[Opening Source text section]

I taught a class recently at a gym that was previously taught by a world champion. The world champion had left the gym, I was passing through and they asked if I would teach a class. I taught a class there and after the class they were so thankful. Not just for the technique but for the way I taught and the way I made them feel during the class. The general consensus from the students was that the class was high energy and they were not used to such an attentive instructor. I have also had students of other gyms come to my gym to train for a day and then they end up becoming a student. This has nothing to do with my endless amounts of accolades or any fancy marketing campaign, it is simply has to do with the fact that I love what I do and I love helping any person that walks through my gym doors with an open mind. This attitude is infectious and spreads to the student base.

Have you been competing lately?
This has been my first year as a black belt and I have had a lot of fun. I took 2nd at the Miami Open, 1st at Chicago Open, Won a Grapplers Quest, won a couple of NAGAs and did well in some of the regional tournaments like the O.G.C and the E.G.O. This year has definitely been a learning experience but I’ve never felt out of place. I was actually nervous at first but then after competing I can say that I’ve felt more comfortable competing at black belt than any other level prior.

[Closing Source text section]
[Opening Supplied entries section]

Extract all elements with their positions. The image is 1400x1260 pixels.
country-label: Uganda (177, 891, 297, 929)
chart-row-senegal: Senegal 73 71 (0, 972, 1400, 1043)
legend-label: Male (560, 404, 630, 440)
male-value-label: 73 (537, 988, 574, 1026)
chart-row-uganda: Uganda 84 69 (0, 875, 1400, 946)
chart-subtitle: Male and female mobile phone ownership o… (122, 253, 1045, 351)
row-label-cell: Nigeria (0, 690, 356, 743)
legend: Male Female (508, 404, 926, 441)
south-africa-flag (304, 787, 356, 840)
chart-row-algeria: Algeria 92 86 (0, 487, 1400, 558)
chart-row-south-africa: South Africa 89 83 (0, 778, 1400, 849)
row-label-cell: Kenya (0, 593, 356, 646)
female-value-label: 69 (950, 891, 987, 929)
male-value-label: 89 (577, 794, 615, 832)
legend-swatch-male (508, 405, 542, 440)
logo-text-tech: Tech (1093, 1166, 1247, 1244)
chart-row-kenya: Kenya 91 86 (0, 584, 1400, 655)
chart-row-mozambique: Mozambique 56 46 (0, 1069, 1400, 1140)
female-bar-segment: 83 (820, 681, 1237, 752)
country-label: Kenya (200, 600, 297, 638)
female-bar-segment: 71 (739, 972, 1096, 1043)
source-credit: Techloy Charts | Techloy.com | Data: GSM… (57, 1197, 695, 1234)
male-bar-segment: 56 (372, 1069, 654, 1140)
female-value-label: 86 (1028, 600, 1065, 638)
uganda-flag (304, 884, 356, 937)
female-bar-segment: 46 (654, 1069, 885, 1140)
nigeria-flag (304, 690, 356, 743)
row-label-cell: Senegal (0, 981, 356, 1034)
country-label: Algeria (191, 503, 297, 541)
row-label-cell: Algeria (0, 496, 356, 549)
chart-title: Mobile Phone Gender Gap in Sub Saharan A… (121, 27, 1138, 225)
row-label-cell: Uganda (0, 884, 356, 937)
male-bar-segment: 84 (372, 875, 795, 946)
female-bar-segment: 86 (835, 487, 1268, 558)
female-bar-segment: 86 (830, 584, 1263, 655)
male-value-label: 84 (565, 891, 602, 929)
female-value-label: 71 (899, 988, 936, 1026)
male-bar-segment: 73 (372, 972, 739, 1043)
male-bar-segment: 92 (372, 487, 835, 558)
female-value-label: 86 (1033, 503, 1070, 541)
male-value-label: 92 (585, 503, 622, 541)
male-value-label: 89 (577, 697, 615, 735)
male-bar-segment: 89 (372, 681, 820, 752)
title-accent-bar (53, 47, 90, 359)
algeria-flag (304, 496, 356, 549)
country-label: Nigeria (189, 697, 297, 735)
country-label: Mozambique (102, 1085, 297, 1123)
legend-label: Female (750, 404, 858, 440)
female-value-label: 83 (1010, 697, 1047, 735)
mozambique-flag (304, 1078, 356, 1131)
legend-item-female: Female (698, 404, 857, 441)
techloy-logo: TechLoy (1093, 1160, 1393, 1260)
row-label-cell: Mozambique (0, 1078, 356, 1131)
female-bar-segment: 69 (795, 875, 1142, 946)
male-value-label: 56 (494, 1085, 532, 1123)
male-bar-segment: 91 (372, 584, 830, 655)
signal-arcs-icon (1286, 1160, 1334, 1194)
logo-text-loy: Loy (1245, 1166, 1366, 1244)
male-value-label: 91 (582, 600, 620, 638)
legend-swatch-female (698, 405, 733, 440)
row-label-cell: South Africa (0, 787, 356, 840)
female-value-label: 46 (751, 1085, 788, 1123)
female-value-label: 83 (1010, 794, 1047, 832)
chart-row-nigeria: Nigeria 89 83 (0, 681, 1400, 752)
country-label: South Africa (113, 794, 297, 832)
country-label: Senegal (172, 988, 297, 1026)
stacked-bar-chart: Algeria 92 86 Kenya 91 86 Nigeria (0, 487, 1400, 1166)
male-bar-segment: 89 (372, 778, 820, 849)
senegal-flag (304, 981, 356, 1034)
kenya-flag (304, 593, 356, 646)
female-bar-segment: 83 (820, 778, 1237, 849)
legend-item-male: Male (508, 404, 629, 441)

[Closing Supplied entries section]

Work instruction – Reproduce the full passage on teaching classes and competing at black belt, word for word and with its original line breaks.

Output –
I taught a class recently at a gym that was previously taught by a world champion. The world champion had left the gym, I was passing through and they asked if I would teach a class. I taught a class there and after the class they were so thankful. Not just for the technique but for the way I taught and the way I made them feel during the class. The general consensus from the students was that the class was high energy and they were not used to such an attentive instructor. I have also had students of other gyms come to my gym to train for a day and then they end up becoming a student. This has nothing to do with my endless amounts of accolades or any fancy marketing campaign, it is simply has to do with the fact that I love what I do and I love helping any person that walks through my gym doors with an open mind. This attitude is infectious and spreads to the student base.

Have you been competing lately?
This has been my first year as a black belt and I have had a lot of fun. I took 2nd at the Miami Open, 1st at Chicago Open, Won a Grapplers Quest, won a couple of NAGAs and did well in some of the regional tournaments like the O.G.C and the E.G.O. This year has definitely been a learning experience but I’ve never felt out of place. I was actually nervous at first but then after competing I can say that I’ve felt more comfortable competing at black belt than any other level prior.